▶ **Seite**:
Ich hab mich da jetzt nich angegriffen gefühlt... keine angst gg

Jo da ist tatsächlich so da Negativschrift schneller unleserlich wird... und wenns dan noch versalien oder kapitälchen sind, dann wirds ziemlch problematisch...

Ja die Textausrichtung ist wirklich nit so der hemma


----------



## master01x (25. April 2003)

ja..ok... aber was meinst mit net so der hemma:::: sollte ich lieber liks ausrichten.. oder was meinst du::: und ich denke am 2ten bsp kann man auch sehen welche art von säulen ich da rein bringen wollte.... 

aber am end denk ich: was rabbe sagt is noch wichtig::: es fehlt noch der hingucker !


----------



## Hercules (25. April 2003)

Du solltest schauen, dass du einen Gestaltungsraster reinbekommst, also nicht die schrift nach x-belieben anordnen, sondern ein system einarbeiten, das aber gleichzeitig auch anspricht.

die zeile freit 18.07... und Kreuzblahalle... ist zu weit nach rechts gerutscht -- was nicht heißt das du links machen musst, aber gerade die zeil nach rechts bringt das Ganze ins kippen...


----------



## master01x (26. April 2003)

oh... das interessiert mich wirklich:: was ist ein gestaltungsraster... ich hab halt noch nicht soviel erfahrung::: und wie erstelle ich am besten sol einraster::: 

.. und wie kann ich da routine reinbringen, wenn ein plakat mal nicht so viele schriftzüge hat: hmm wie soll ich das erklären? :: hier hab ich ja nun mal nur die zeilen "fr" und "halle", die gross in der itte stehen, wie kann ich dann ein raster bilden? es handelt sich doch nur um die zwei zeilen... ich könnte also es auf keine anderen zeilen anwenden , odeR ??

▶ **Bereitgestelltes Material**:

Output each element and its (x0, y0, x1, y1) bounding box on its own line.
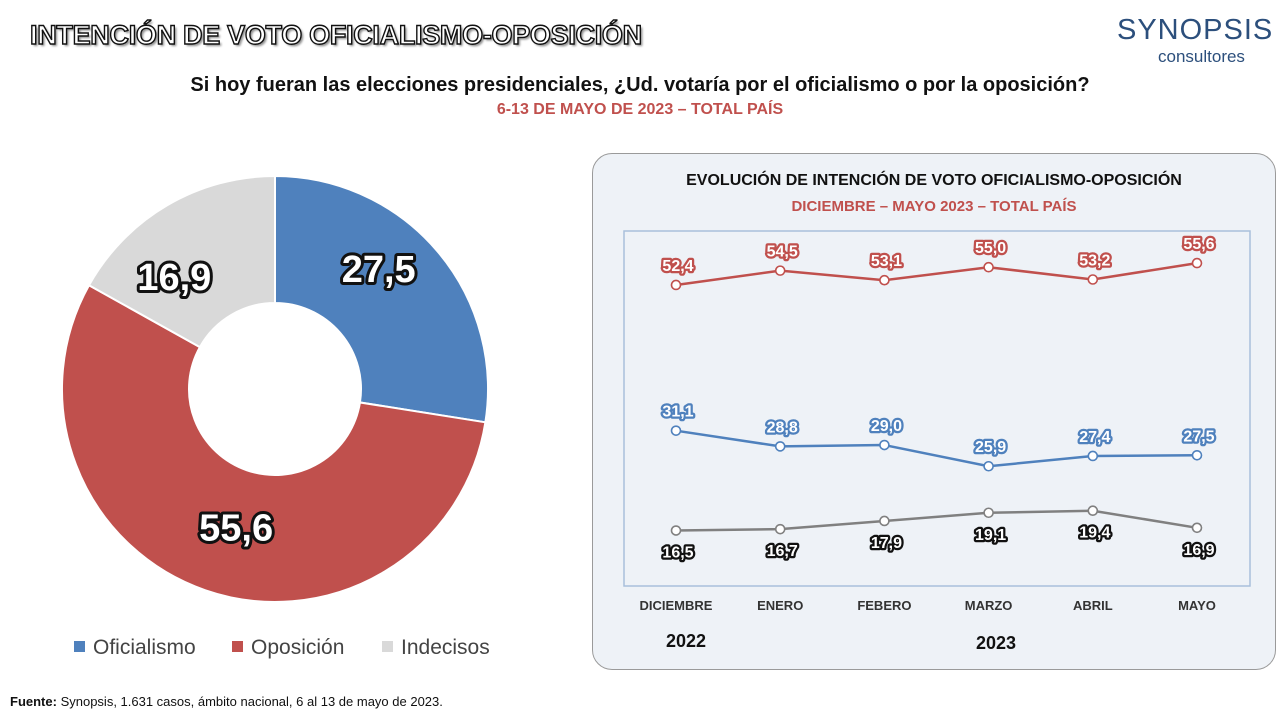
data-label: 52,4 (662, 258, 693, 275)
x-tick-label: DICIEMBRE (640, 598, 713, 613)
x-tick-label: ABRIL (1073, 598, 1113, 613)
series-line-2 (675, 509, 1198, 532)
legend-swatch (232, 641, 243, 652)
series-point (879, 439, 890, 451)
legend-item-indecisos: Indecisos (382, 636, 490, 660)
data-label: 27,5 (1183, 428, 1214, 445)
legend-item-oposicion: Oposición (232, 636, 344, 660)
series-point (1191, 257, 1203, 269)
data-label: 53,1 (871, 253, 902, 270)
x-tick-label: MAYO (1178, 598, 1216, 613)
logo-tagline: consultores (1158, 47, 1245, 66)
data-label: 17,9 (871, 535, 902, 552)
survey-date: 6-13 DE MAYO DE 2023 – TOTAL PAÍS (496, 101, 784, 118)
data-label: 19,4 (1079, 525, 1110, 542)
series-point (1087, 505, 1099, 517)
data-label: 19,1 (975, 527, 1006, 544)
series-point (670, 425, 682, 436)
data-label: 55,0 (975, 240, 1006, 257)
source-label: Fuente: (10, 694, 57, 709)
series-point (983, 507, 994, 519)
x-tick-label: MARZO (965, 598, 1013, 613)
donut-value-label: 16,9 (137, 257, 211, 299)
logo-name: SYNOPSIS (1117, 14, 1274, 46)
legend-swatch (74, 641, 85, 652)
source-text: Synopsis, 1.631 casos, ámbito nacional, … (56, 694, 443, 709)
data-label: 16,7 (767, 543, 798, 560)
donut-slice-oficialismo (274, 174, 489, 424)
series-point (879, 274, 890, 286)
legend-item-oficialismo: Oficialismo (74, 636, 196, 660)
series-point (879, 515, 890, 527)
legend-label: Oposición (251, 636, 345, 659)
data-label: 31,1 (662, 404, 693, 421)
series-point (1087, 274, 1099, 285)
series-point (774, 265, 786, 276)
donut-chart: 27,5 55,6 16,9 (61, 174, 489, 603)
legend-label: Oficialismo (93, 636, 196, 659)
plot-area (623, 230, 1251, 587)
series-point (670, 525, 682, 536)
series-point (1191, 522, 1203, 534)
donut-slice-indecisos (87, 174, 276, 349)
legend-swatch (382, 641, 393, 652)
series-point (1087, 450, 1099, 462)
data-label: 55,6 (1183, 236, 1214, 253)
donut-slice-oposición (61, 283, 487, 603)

▶ **Aufgabenstellung**: Wie lautet der Abschnitt der Diskussion zur Plakatgestaltung von „ja..ok... aber was“ bis „Hercules (25. April 2003)“? Zitiere ihn wortgetreu.

▶ **Ergebnis**:
ja..ok... aber was meinst mit net so der hemma:::: sollte ich lieber liks ausrichten.. oder was meinst du::: und ich denke am 2ten bsp kann man auch sehen welche art von säulen ich da rein bringen wollte.... 

aber am end denk ich: was rabbe sagt is noch wichtig::: es fehlt noch der hingucker !


----------



## Hercules (25. April 2003)